Short exercise => Pick out the lines below that include the string "Date".

--- Entries supplied ---

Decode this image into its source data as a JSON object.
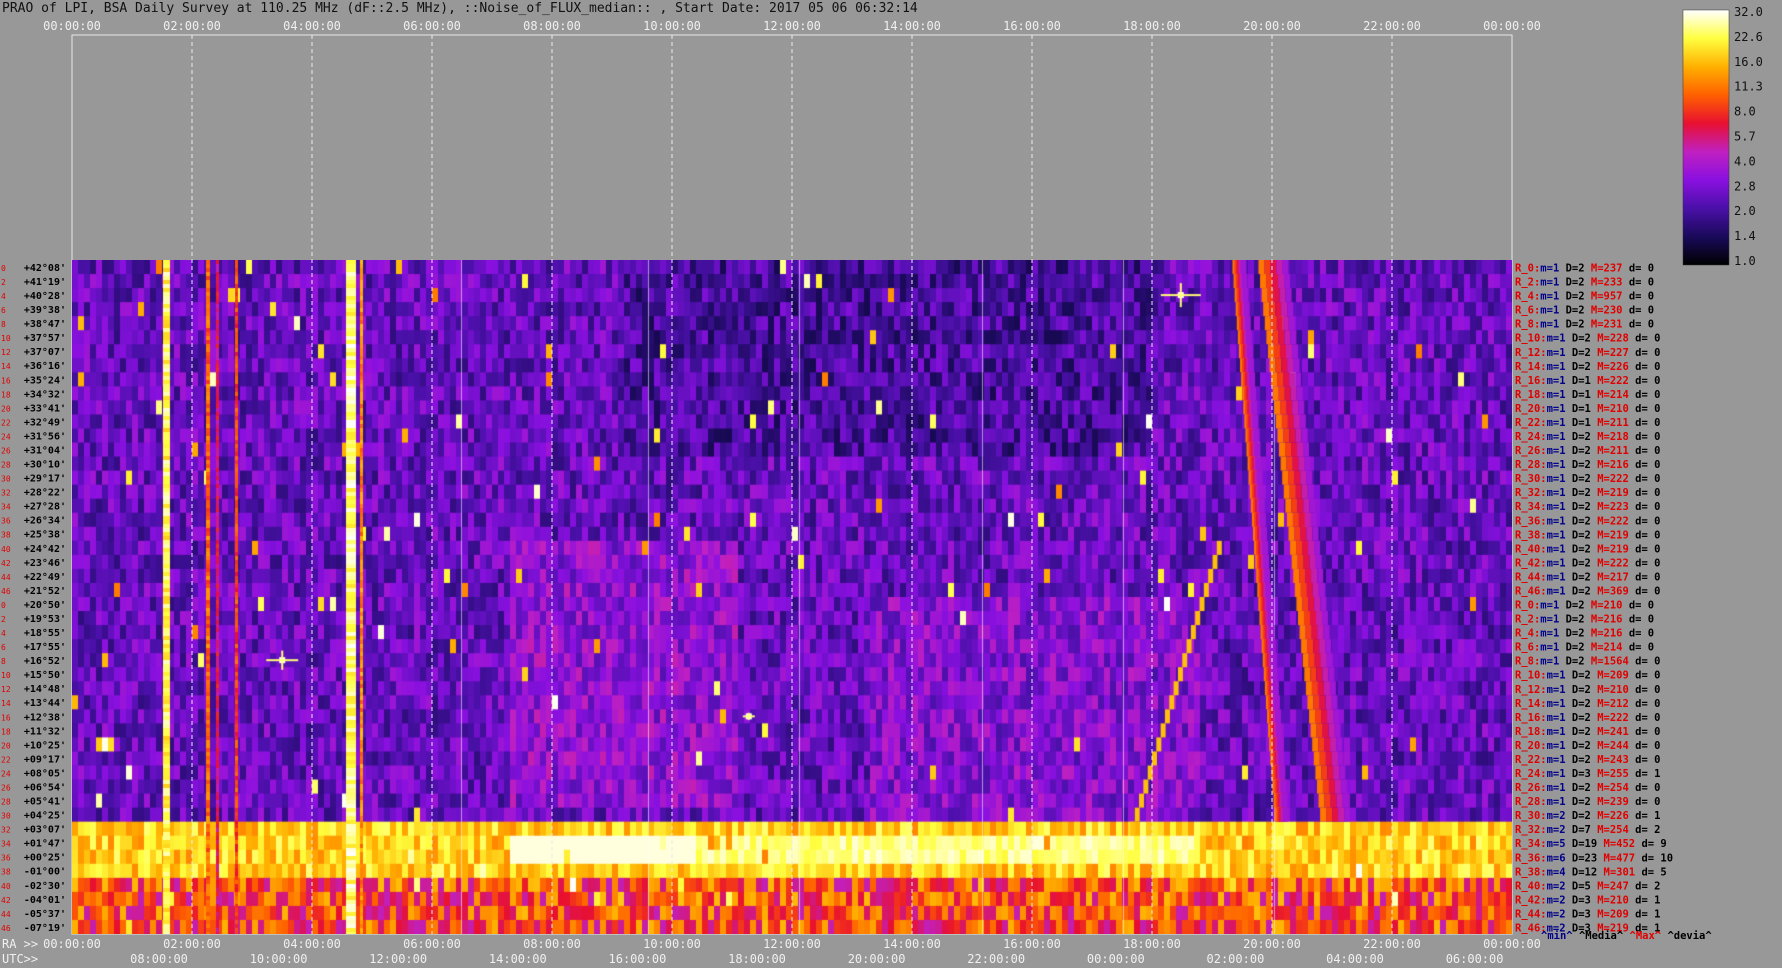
{
  "title": "PRAO of LPI, BSA Daily Survey at 110.25 MHz (dF::2.5 MHz), ::Noise_of_FLUX_median:: , Start Date: 2017 05 06 06:32:14",
  "top_axis_ticks": [
    "00:00:00",
    "02:00:00",
    "04:00:00",
    "06:00:00",
    "08:00:00",
    "10:00:00",
    "12:00:00",
    "14:00:00",
    "16:00:00",
    "18:00:00",
    "20:00:00",
    "22:00:00",
    "00:00:00"
  ],
  "ra_axis": {
    "label": "RA >>",
    "ticks": [
      "00:00:00",
      "02:00:00",
      "04:00:00",
      "06:00:00",
      "08:00:00",
      "10:00:00",
      "12:00:00",
      "14:00:00",
      "16:00:00",
      "18:00:00",
      "20:00:00",
      "22:00:00",
      "00:00:00"
    ]
  },
  "utc_axis": {
    "label": "UTC>>",
    "ticks": [
      "08:00:00",
      "10:00:00",
      "12:00:00",
      "14:00:00",
      "16:00:00",
      "18:00:00",
      "20:00:00",
      "22:00:00",
      "00:00:00",
      "02:00:00",
      "04:00:00",
      "06:00:00"
    ]
  },
  "colorbar": {
    "ticks": [
      "32.0",
      "22.6",
      "16.0",
      "11.3",
      "8.0",
      "5.7",
      "4.0",
      "2.8",
      "2.0",
      "1.4",
      "1.0"
    ],
    "colors": [
      "#000000",
      "#1a0a5a",
      "#4a10a8",
      "#8a10e0",
      "#c020c0",
      "#e81030",
      "#ff6000",
      "#ffb000",
      "#ffff40",
      "#ffffff"
    ]
  },
  "footer_legend": {
    "min": "^min^",
    "median": "^Media^",
    "max": "^Max^",
    "devia": "^devia^"
  },
  "chart_data": {
    "type": "heatmap",
    "title": "PRAO of LPI, BSA Daily Survey at 110.25 MHz (dF::2.5 MHz), ::Noise_of_FLUX_median:: , Start Date: 2017 05 06 06:32:14",
    "x_axis": "RA 00:00:00 to 24:00:00",
    "y_axis": "Declination, +42°08' to -07°19'",
    "value_range": [
      1.0,
      32.0
    ],
    "scale": "log",
    "declinations": [
      "+42°08'",
      "+41°19'",
      "+40°28'",
      "+39°38'",
      "+38°47'",
      "+37°57'",
      "+37°07'",
      "+36°16'",
      "+35°24'",
      "+34°32'",
      "+33°41'",
      "+32°49'",
      "+31°56'",
      "+31°04'",
      "+30°10'",
      "+29°17'",
      "+28°22'",
      "+27°28'",
      "+26°34'",
      "+25°38'",
      "+24°42'",
      "+23°46'",
      "+22°49'",
      "+21°52'",
      "+20°50'",
      "+19°53'",
      "+18°55'",
      "+17°55'",
      "+16°52'",
      "+15°50'",
      "+14°48'",
      "+13°44'",
      "+12°38'",
      "+11°32'",
      "+10°25'",
      "+09°17'",
      "+08°05'",
      "+06°54'",
      "+05°41'",
      "+04°25'",
      "+03°07'",
      "+01°47'",
      "+00°25'",
      "-01°00'",
      "-02°30'",
      "-04°01'",
      "-05°37'",
      "-07°19'"
    ],
    "row_numbers": [
      "0",
      "2",
      "4",
      "6",
      "8",
      "10",
      "12",
      "14",
      "16",
      "18",
      "20",
      "22",
      "24",
      "26",
      "28",
      "30",
      "32",
      "34",
      "36",
      "38",
      "40",
      "42",
      "44",
      "46",
      "0",
      "2",
      "4",
      "6",
      "8",
      "10",
      "12",
      "14",
      "16",
      "18",
      "20",
      "22",
      "24",
      "26",
      "28",
      "30",
      "32",
      "34",
      "36",
      "38",
      "40",
      "42",
      "44",
      "46"
    ],
    "row_stats": [
      {
        "r": "R_0:",
        "m": "m=1",
        "D": "D=2",
        "M": "M=237",
        "d": "d= 0"
      },
      {
        "r": "R_2:",
        "m": "m=1",
        "D": "D=2",
        "M": "M=233",
        "d": "d= 0"
      },
      {
        "r": "R_4:",
        "m": "m=1",
        "D": "D=2",
        "M": "M=957",
        "d": "d= 0"
      },
      {
        "r": "R_6:",
        "m": "m=1",
        "D": "D=2",
        "M": "M=230",
        "d": "d= 0"
      },
      {
        "r": "R_8:",
        "m": "m=1",
        "D": "D=2",
        "M": "M=231",
        "d": "d= 0"
      },
      {
        "r": "R_10:",
        "m": "m=1",
        "D": "D=2",
        "M": "M=228",
        "d": "d= 0"
      },
      {
        "r": "R_12:",
        "m": "m=1",
        "D": "D=2",
        "M": "M=227",
        "d": "d= 0"
      },
      {
        "r": "R_14:",
        "m": "m=1",
        "D": "D=2",
        "M": "M=226",
        "d": "d= 0"
      },
      {
        "r": "R_16:",
        "m": "m=1",
        "D": "D=1",
        "M": "M=222",
        "d": "d= 0"
      },
      {
        "r": "R_18:",
        "m": "m=1",
        "D": "D=1",
        "M": "M=214",
        "d": "d= 0"
      },
      {
        "r": "R_20:",
        "m": "m=1",
        "D": "D=1",
        "M": "M=210",
        "d": "d= 0"
      },
      {
        "r": "R_22:",
        "m": "m=1",
        "D": "D=1",
        "M": "M=211",
        "d": "d= 0"
      },
      {
        "r": "R_24:",
        "m": "m=1",
        "D": "D=2",
        "M": "M=218",
        "d": "d= 0"
      },
      {
        "r": "R_26:",
        "m": "m=1",
        "D": "D=2",
        "M": "M=211",
        "d": "d= 0"
      },
      {
        "r": "R_28:",
        "m": "m=1",
        "D": "D=2",
        "M": "M=216",
        "d": "d= 0"
      },
      {
        "r": "R_30:",
        "m": "m=1",
        "D": "D=2",
        "M": "M=222",
        "d": "d= 0"
      },
      {
        "r": "R_32:",
        "m": "m=1",
        "D": "D=2",
        "M": "M=219",
        "d": "d= 0"
      },
      {
        "r": "R_34:",
        "m": "m=1",
        "D": "D=2",
        "M": "M=223",
        "d": "d= 0"
      },
      {
        "r": "R_36:",
        "m": "m=1",
        "D": "D=2",
        "M": "M=222",
        "d": "d= 0"
      },
      {
        "r": "R_38:",
        "m": "m=1",
        "D": "D=2",
        "M": "M=219",
        "d": "d= 0"
      },
      {
        "r": "R_40:",
        "m": "m=1",
        "D": "D=2",
        "M": "M=219",
        "d": "d= 0"
      },
      {
        "r": "R_42:",
        "m": "m=1",
        "D": "D=2",
        "M": "M=222",
        "d": "d= 0"
      },
      {
        "r": "R_44:",
        "m": "m=1",
        "D": "D=2",
        "M": "M=217",
        "d": "d= 0"
      },
      {
        "r": "R_46:",
        "m": "m=1",
        "D": "D=2",
        "M": "M=369",
        "d": "d= 0"
      },
      {
        "r": "R_0:",
        "m": "m=1",
        "D": "D=2",
        "M": "M=210",
        "d": "d= 0"
      },
      {
        "r": "R_2:",
        "m": "m=1",
        "D": "D=2",
        "M": "M=216",
        "d": "d= 0"
      },
      {
        "r": "R_4:",
        "m": "m=1",
        "D": "D=2",
        "M": "M=216",
        "d": "d= 0"
      },
      {
        "r": "R_6:",
        "m": "m=1",
        "D": "D=2",
        "M": "M=214",
        "d": "d= 0"
      },
      {
        "r": "R_8:",
        "m": "m=1",
        "D": "D=2",
        "M": "M=1564",
        "d": "d= 0"
      },
      {
        "r": "R_10:",
        "m": "m=1",
        "D": "D=2",
        "M": "M=209",
        "d": "d= 0"
      },
      {
        "r": "R_12:",
        "m": "m=1",
        "D": "D=2",
        "M": "M=210",
        "d": "d= 0"
      },
      {
        "r": "R_14:",
        "m": "m=1",
        "D": "D=2",
        "M": "M=212",
        "d": "d= 0"
      },
      {
        "r": "R_16:",
        "m": "m=1",
        "D": "D=2",
        "M": "M=222",
        "d": "d= 0"
      },
      {
        "r": "R_18:",
        "m": "m=1",
        "D": "D=2",
        "M": "M=241",
        "d": "d= 0"
      },
      {
        "r": "R_20:",
        "m": "m=1",
        "D": "D=2",
        "M": "M=244",
        "d": "d= 0"
      },
      {
        "r": "R_22:",
        "m": "m=1",
        "D": "D=2",
        "M": "M=243",
        "d": "d= 0"
      },
      {
        "r": "R_24:",
        "m": "m=1",
        "D": "D=3",
        "M": "M=255",
        "d": "d= 1"
      },
      {
        "r": "R_26:",
        "m": "m=1",
        "D": "D=2",
        "M": "M=254",
        "d": "d= 0"
      },
      {
        "r": "R_28:",
        "m": "m=1",
        "D": "D=2",
        "M": "M=239",
        "d": "d= 0"
      },
      {
        "r": "R_30:",
        "m": "m=2",
        "D": "D=2",
        "M": "M=226",
        "d": "d= 1"
      },
      {
        "r": "R_32:",
        "m": "m=2",
        "D": "D=7",
        "M": "M=254",
        "d": "d= 2"
      },
      {
        "r": "R_34:",
        "m": "m=5",
        "D": "D=19",
        "M": "M=452",
        "d": "d= 9"
      },
      {
        "r": "R_36:",
        "m": "m=6",
        "D": "D=23",
        "M": "M=477",
        "d": "d= 10"
      },
      {
        "r": "R_38:",
        "m": "m=4",
        "D": "D=12",
        "M": "M=301",
        "d": "d= 5"
      },
      {
        "r": "R_40:",
        "m": "m=2",
        "D": "D=5",
        "M": "M=247",
        "d": "d= 2"
      },
      {
        "r": "R_42:",
        "m": "m=2",
        "D": "D=3",
        "M": "M=210",
        "d": "d= 1"
      },
      {
        "r": "R_44:",
        "m": "m=2",
        "D": "D=3",
        "M": "M=209",
        "d": "d= 1"
      },
      {
        "r": "R_46:",
        "m": "m=2",
        "D": "D=3",
        "M": "M=219",
        "d": "d= 1"
      }
    ]
  }
}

---

Full answer =>
  "title": "PRAO of LPI, BSA Daily Survey at 110.25 MHz (dF::2.5 MHz), ::Noise_of_FLUX_median:: , Start Date: 2017 05 06 06:32:14",
    "title": "PRAO of LPI, BSA Daily Survey at 110.25 MHz (dF::2.5 MHz), ::Noise_of_FLUX_median:: , Start Date: 2017 05 06 06:32:14",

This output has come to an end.